--- BEGIN DATA SUPPLIED ---
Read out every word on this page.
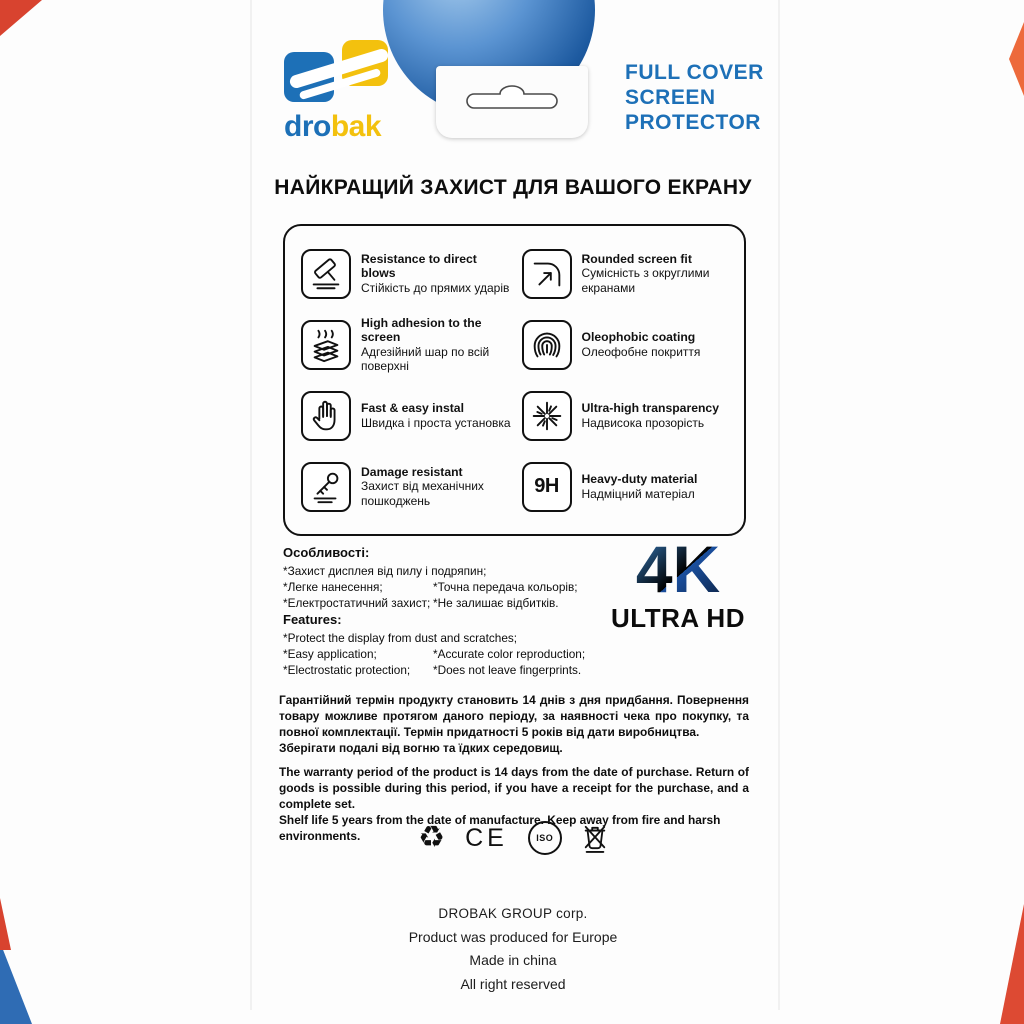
drobak
FULL COVER
SCREEN
PROTECTOR
НАЙКРАЩИЙ ЗАХИСТ ДЛЯ ВАШОГО ЕКРАНУ
Resistance to direct blows
Стійкість до прямих ударів
Rounded screen fit
Сумісність з округлими екранами
High adhesion to the screen
Адгезійний шар по всій поверхні
Oleophobic coating
Олеофобне покриття
Fast & easy instal
Швидка і проста установка
Ultra-high transparency
Надвисока прозорість
Damage resistant
Захист від механічних пошкоджень
9H Heavy-duty material
Надміцний матеріал
Особливості:
*Захист дисплея від пилу і подряпин;
*Легке нанесення;	*Точна передача кольорів;
*Електростатичний захист; *Не залишає відбитків. 4K
ULTRA HD
Features:
*Protect the display from dust and scratches;
*Easy application;	*Accurate color reproduction;
*Electrostatic protection;	*Does not leave fingerprints.
Гарантійний термін продукту становить 14 днів з дня придбання. Повернення товару можливе протягом даного періоду, за наявності чека про покупку, та повної комплектації. Термін придатності 5 років від дати виробництва.
Зберігати подалі від вогню та їдких середовищ.
The warranty period of the product is 14 days from the date of purchase. Return of goods is possible during this period, if you have a receipt for the purchase, and a complete set.
Shelf life 5 years from the date of manufacture. Keep away from fire and harsh environments.	♻ CE	ISO
DROBAK GROUP corp.
Product was produced for Europe
Made in china
All right reserved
--- END DATA SUPPLIED ---
▶ [GOAL] Using the entries above, return each line that includes the word "this".

▶ [EXPECTED ANSWER]
Read out every word on this page.
The warranty period of the product is 14 days from the date of purchase. Return of goods is possible during this period, if you have a receipt for the purchase, and a complete set.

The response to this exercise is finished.